• GIVEN INSTRUCTION
Leave the pictures out and transcribe every record exactly.

• Stored items from a collection
· · · · ·

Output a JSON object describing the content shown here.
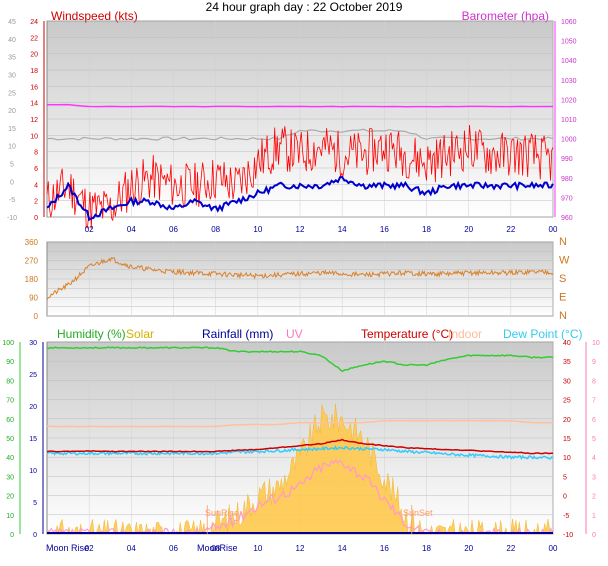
{
  "title": "24 hour graph day : 22 October 2019",
  "colors": {
    "wind": "#ff0000",
    "gust_avg": "#0000cc",
    "baro": "#ff33ff",
    "grey_line": "#aaaaaa",
    "direction": "#d9822b",
    "humidity": "#33cc33",
    "solar": "#ffc94d",
    "uv": "#ff99cc",
    "temp": "#cc0000",
    "indoor": "#ffc0a0",
    "dew": "#33ccff",
    "rain": "#000099"
  },
  "x_ticks": [
    "02",
    "04",
    "06",
    "08",
    "10",
    "12",
    "14",
    "16",
    "18",
    "20",
    "22",
    "00"
  ],
  "chart_data": [
    {
      "type": "line",
      "panel": "wind-baro",
      "title": "24 hour graph day : 22 October 2019",
      "left_label": "Windspeed (kts)",
      "right_label": "Barometer (hpa)",
      "y_left_ticks": [
        "0",
        "2",
        "4",
        "6",
        "8",
        "10",
        "12",
        "14",
        "16",
        "18",
        "20",
        "22",
        "24"
      ],
      "y_right_ticks": [
        "960",
        "970",
        "980",
        "990",
        "1000",
        "1010",
        "1020",
        "1030",
        "1040",
        "1050",
        "1060"
      ],
      "y_outer_ticks": [
        "-10",
        "-5",
        "0",
        "5",
        "10",
        "15",
        "20",
        "25",
        "30",
        "35",
        "40",
        "45"
      ],
      "ylim_left": [
        0,
        25
      ],
      "ylim_right": [
        955,
        1065
      ],
      "x": [
        0,
        1,
        2,
        3,
        4,
        5,
        6,
        7,
        8,
        9,
        10,
        11,
        12,
        13,
        14,
        15,
        16,
        17,
        18,
        19,
        20,
        21,
        22,
        23,
        24
      ],
      "series": [
        {
          "color_key": "wind",
          "values": [
            2,
            4,
            1,
            1,
            4,
            5,
            4,
            4,
            5,
            4,
            7,
            9,
            8,
            9,
            8,
            8,
            9,
            8,
            7,
            8,
            9,
            8,
            8,
            8,
            7
          ]
        },
        {
          "color_key": "gust_avg",
          "values": [
            1,
            4,
            0,
            1,
            2,
            2,
            1,
            2,
            1,
            2,
            3,
            4,
            4,
            4,
            5,
            4,
            4,
            4,
            3,
            4,
            4,
            4,
            4,
            4,
            4
          ]
        },
        {
          "color_key": "baro",
          "values": [
            1018,
            1018,
            1017,
            1017,
            1017,
            1017,
            1017,
            1017,
            1017,
            1017,
            1017,
            1017,
            1017,
            1017,
            1017,
            1017,
            1017,
            1017,
            1017,
            1017,
            1017,
            1017,
            1017,
            1017,
            1017
          ]
        },
        {
          "color_key": "grey_line",
          "values": [
            10,
            10,
            10,
            10,
            10,
            10,
            10,
            10,
            10,
            10,
            10,
            10,
            11,
            11,
            11,
            11,
            11,
            11,
            10,
            10,
            10,
            10,
            10,
            10,
            10
          ]
        }
      ]
    },
    {
      "type": "line",
      "panel": "direction",
      "y_left_ticks": [
        "0",
        "90",
        "180",
        "270",
        "360"
      ],
      "y_right_ticks": [
        "N",
        "E",
        "S",
        "W",
        "N"
      ],
      "ylim": [
        0,
        360
      ],
      "x": [
        0,
        1,
        2,
        3,
        4,
        5,
        6,
        7,
        8,
        9,
        10,
        11,
        12,
        13,
        14,
        15,
        16,
        17,
        18,
        19,
        20,
        21,
        22,
        23,
        24
      ],
      "series": [
        {
          "color_key": "direction",
          "values": [
            90,
            150,
            240,
            280,
            240,
            225,
            215,
            210,
            205,
            200,
            195,
            200,
            205,
            210,
            205,
            200,
            205,
            210,
            205,
            205,
            210,
            210,
            210,
            215,
            215
          ]
        }
      ]
    },
    {
      "type": "line",
      "panel": "temp-humidity",
      "labels": {
        "humidity": "Humidity (%)",
        "solar": "Solar",
        "rainfall": "Rainfall (mm)",
        "uv": "UV",
        "temperature": "Temperature (°C)",
        "indoor": "Indoor",
        "dew": "Dew Point (°C)"
      },
      "y_hum_ticks": [
        "0",
        "10",
        "20",
        "30",
        "40",
        "50",
        "60",
        "70",
        "80",
        "90",
        "100"
      ],
      "y_rain_ticks": [
        "0",
        "5",
        "10",
        "15",
        "20",
        "25",
        "30"
      ],
      "y_temp_ticks": [
        "-10",
        "-5",
        "0",
        "5",
        "10",
        "15",
        "20",
        "25",
        "30",
        "35",
        "40"
      ],
      "y_uv_ticks": [
        "0",
        "1",
        "2",
        "3",
        "4",
        "5",
        "6",
        "7",
        "8",
        "9",
        "10"
      ],
      "ylim_temp": [
        -10,
        40
      ],
      "annotations": {
        "sunrise": "SunRise",
        "sunset": "SunSet",
        "moonrise": "Moon Rise",
        "moonrise_short": "MoonRise"
      },
      "x": [
        0,
        1,
        2,
        3,
        4,
        5,
        6,
        7,
        8,
        9,
        10,
        11,
        12,
        13,
        14,
        15,
        16,
        17,
        18,
        19,
        20,
        21,
        22,
        23,
        24
      ],
      "series": [
        {
          "name": "Humidity (%)",
          "color_key": "humidity",
          "values": [
            97,
            97,
            97,
            97,
            97,
            97,
            97,
            97,
            97,
            95,
            95,
            95,
            95,
            93,
            85,
            88,
            90,
            88,
            88,
            91,
            93,
            93,
            93,
            92,
            92
          ]
        },
        {
          "name": "Temperature (°C)",
          "color_key": "temp",
          "values": [
            11.5,
            11.5,
            11.6,
            11.5,
            11.5,
            11.5,
            11.5,
            11.5,
            11.5,
            11.8,
            12.0,
            12.5,
            13,
            13.5,
            14.5,
            13.5,
            13,
            12.5,
            12.2,
            12,
            11.8,
            11.5,
            11.3,
            11,
            11
          ]
        },
        {
          "name": "Indoor",
          "color_key": "indoor",
          "values": [
            18,
            18,
            18,
            18,
            18,
            18,
            18,
            18,
            18,
            18.5,
            18.5,
            18.5,
            19,
            19,
            19,
            19,
            19.5,
            19.5,
            19.5,
            19.5,
            19.5,
            19.5,
            19.5,
            19,
            19
          ]
        },
        {
          "name": "Dew Point (°C)",
          "color_key": "dew",
          "values": [
            11,
            11,
            11,
            11,
            11,
            11,
            11,
            11,
            11,
            11.3,
            11.5,
            11.7,
            12,
            12.2,
            12.5,
            12.2,
            12,
            11.5,
            11.2,
            10.8,
            10.5,
            10.3,
            10,
            10,
            9.8
          ]
        },
        {
          "name": "Solar",
          "color_key": "solar",
          "values": [
            0,
            0,
            0,
            0,
            0,
            0,
            0,
            0,
            0.5,
            1,
            2,
            2.5,
            4,
            6,
            6,
            5,
            3,
            1,
            0,
            0,
            0,
            0,
            0,
            0,
            0
          ]
        },
        {
          "name": "UV",
          "color_key": "uv",
          "values": [
            0,
            0,
            0,
            0,
            0,
            0,
            0,
            0,
            0.3,
            0.8,
            1.5,
            2,
            2.5,
            3.5,
            3.8,
            3,
            1.8,
            0.6,
            0,
            0,
            0,
            0,
            0,
            0,
            0
          ]
        }
      ]
    }
  ]
}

· · · · ·

• RESULT FOR THIS TASK
Output a JSON object describing the content shown here.
{
  "title": "24 hour graph day : 22 October 2019",
  "colors": {
    "wind": "#ff0000",
    "gust_avg": "#0000cc",
    "baro": "#ff33ff",
    "grey_line": "#aaaaaa",
    "direction": "#d9822b",
    "humidity": "#33cc33",
    "solar": "#ffc94d",
    "uv": "#ff99cc",
    "temp": "#cc0000",
    "indoor": "#ffc0a0",
    "dew": "#33ccff",
    "rain": "#000099"
  },
  "x_ticks": [
    "02",
    "04",
    "06",
    "08",
    "10",
    "12",
    "14",
    "16",
    "18",
    "20",
    "22",
    "00"
  ],
  "chart_data": [
    {
      "type": "line",
      "panel": "wind-baro",
      "title": "24 hour graph day : 22 October 2019",
      "left_label": "Windspeed (kts)",
      "right_label": "Barometer (hpa)",
      "y_left_ticks": [
        "0",
        "2",
        "4",
        "6",
        "8",
        "10",
        "12",
        "14",
        "16",
        "18",
        "20",
        "22",
        "24"
      ],
      "y_right_ticks": [
        "960",
        "970",
        "980",
        "990",
        "1000",
        "1010",
        "1020",
        "1030",
        "1040",
        "1050",
        "1060"
      ],
      "y_outer_ticks": [
        "-10",
        "-5",
        "0",
        "5",
        "10",
        "15",
        "20",
        "25",
        "30",
        "35",
        "40",
        "45"
      ],
      "ylim_left": [
        0,
        25
      ],
      "ylim_right": [
        955,
        1065
      ],
      "x": [
        0,
        1,
        2,
        3,
        4,
        5,
        6,
        7,
        8,
        9,
        10,
        11,
        12,
        13,
        14,
        15,
        16,
        17,
        18,
        19,
        20,
        21,
        22,
        23,
        24
      ],
      "series": [
        {
          "color_key": "wind",
          "values": [
            2,
            4,
            1,
            1,
            4,
            5,
            4,
            4,
            5,
            4,
            7,
            9,
            8,
            9,
            8,
            8,
            9,
            8,
            7,
            8,
            9,
            8,
            8,
            8,
            7
          ]
        },
        {
          "color_key": "gust_avg",
          "values": [
            1,
            4,
            0,
            1,
            2,
            2,
            1,
            2,
            1,
            2,
            3,
            4,
            4,
            4,
            5,
            4,
            4,
            4,
            3,
            4,
            4,
            4,
            4,
            4,
            4
          ]
        },
        {
          "color_key": "baro",
          "values": [
            1018,
            1018,
            1017,
            1017,
            1017,
            1017,
            1017,
            1017,
            1017,
            1017,
            1017,
            1017,
            1017,
            1017,
            1017,
            1017,
            1017,
            1017,
            1017,
            1017,
            1017,
            1017,
            1017,
            1017,
            1017
          ]
        },
        {
          "color_key": "grey_line",
          "values": [
            10,
            10,
            10,
            10,
            10,
            10,
            10,
            10,
            10,
            10,
            10,
            10,
            11,
            11,
            11,
            11,
            11,
            11,
            10,
            10,
            10,
            10,
            10,
            10,
            10
          ]
        }
      ]
    },
    {
      "type": "line",
      "panel": "direction",
      "y_left_ticks": [
        "0",
        "90",
        "180",
        "270",
        "360"
      ],
      "y_right_ticks": [
        "N",
        "E",
        "S",
        "W",
        "N"
      ],
      "ylim": [
        0,
        360
      ],
      "x": [
        0,
        1,
        2,
        3,
        4,
        5,
        6,
        7,
        8,
        9,
        10,
        11,
        12,
        13,
        14,
        15,
        16,
        17,
        18,
        19,
        20,
        21,
        22,
        23,
        24
      ],
      "series": [
        {
          "color_key": "direction",
          "values": [
            90,
            150,
            240,
            280,
            240,
            225,
            215,
            210,
            205,
            200,
            195,
            200,
            205,
            210,
            205,
            200,
            205,
            210,
            205,
            205,
            210,
            210,
            210,
            215,
            215
          ]
        }
      ]
    },
    {
      "type": "line",
      "panel": "temp-humidity",
      "labels": {
        "humidity": "Humidity (%)",
        "solar": "Solar",
        "rainfall": "Rainfall (mm)",
        "uv": "UV",
        "temperature": "Temperature (°C)",
        "indoor": "Indoor",
        "dew": "Dew Point (°C)"
      },
      "y_hum_ticks": [
        "0",
        "10",
        "20",
        "30",
        "40",
        "50",
        "60",
        "70",
        "80",
        "90",
        "100"
      ],
      "y_rain_ticks": [
        "0",
        "5",
        "10",
        "15",
        "20",
        "25",
        "30"
      ],
      "y_temp_ticks": [
        "-10",
        "-5",
        "0",
        "5",
        "10",
        "15",
        "20",
        "25",
        "30",
        "35",
        "40"
      ],
      "y_uv_ticks": [
        "0",
        "1",
        "2",
        "3",
        "4",
        "5",
        "6",
        "7",
        "8",
        "9",
        "10"
      ],
      "ylim_temp": [
        -10,
        40
      ],
      "annotations": {
        "sunrise": "SunRise",
        "sunset": "SunSet",
        "moonrise": "Moon Rise",
        "moonrise_short": "MoonRise"
      },
      "x": [
        0,
        1,
        2,
        3,
        4,
        5,
        6,
        7,
        8,
        9,
        10,
        11,
        12,
        13,
        14,
        15,
        16,
        17,
        18,
        19,
        20,
        21,
        22,
        23,
        24
      ],
      "series": [
        {
          "name": "Humidity (%)",
          "color_key": "humidity",
          "values": [
            97,
            97,
            97,
            97,
            97,
            97,
            97,
            97,
            97,
            95,
            95,
            95,
            95,
            93,
            85,
            88,
            90,
            88,
            88,
            91,
            93,
            93,
            93,
            92,
            92
          ]
        },
        {
          "name": "Temperature (°C)",
          "color_key": "temp",
          "values": [
            11.5,
            11.5,
            11.6,
            11.5,
            11.5,
            11.5,
            11.5,
            11.5,
            11.5,
            11.8,
            12.0,
            12.5,
            13,
            13.5,
            14.5,
            13.5,
            13,
            12.5,
            12.2,
            12,
            11.8,
            11.5,
            11.3,
            11,
            11
          ]
        },
        {
          "name": "Indoor",
          "color_key": "indoor",
          "values": [
            18,
            18,
            18,
            18,
            18,
            18,
            18,
            18,
            18,
            18.5,
            18.5,
            18.5,
            19,
            19,
            19,
            19,
            19.5,
            19.5,
            19.5,
            19.5,
            19.5,
            19.5,
            19.5,
            19,
            19
          ]
        },
        {
          "name": "Dew Point (°C)",
          "color_key": "dew",
          "values": [
            11,
            11,
            11,
            11,
            11,
            11,
            11,
            11,
            11,
            11.3,
            11.5,
            11.7,
            12,
            12.2,
            12.5,
            12.2,
            12,
            11.5,
            11.2,
            10.8,
            10.5,
            10.3,
            10,
            10,
            9.8
          ]
        },
        {
          "name": "Solar",
          "color_key": "solar",
          "values": [
            0,
            0,
            0,
            0,
            0,
            0,
            0,
            0,
            0.5,
            1,
            2,
            2.5,
            4,
            6,
            6,
            5,
            3,
            1,
            0,
            0,
            0,
            0,
            0,
            0,
            0
          ]
        },
        {
          "name": "UV",
          "color_key": "uv",
          "values": [
            0,
            0,
            0,
            0,
            0,
            0,
            0,
            0,
            0.3,
            0.8,
            1.5,
            2,
            2.5,
            3.5,
            3.8,
            3,
            1.8,
            0.6,
            0,
            0,
            0,
            0,
            0,
            0,
            0
          ]
        }
      ]
    }
  ]
}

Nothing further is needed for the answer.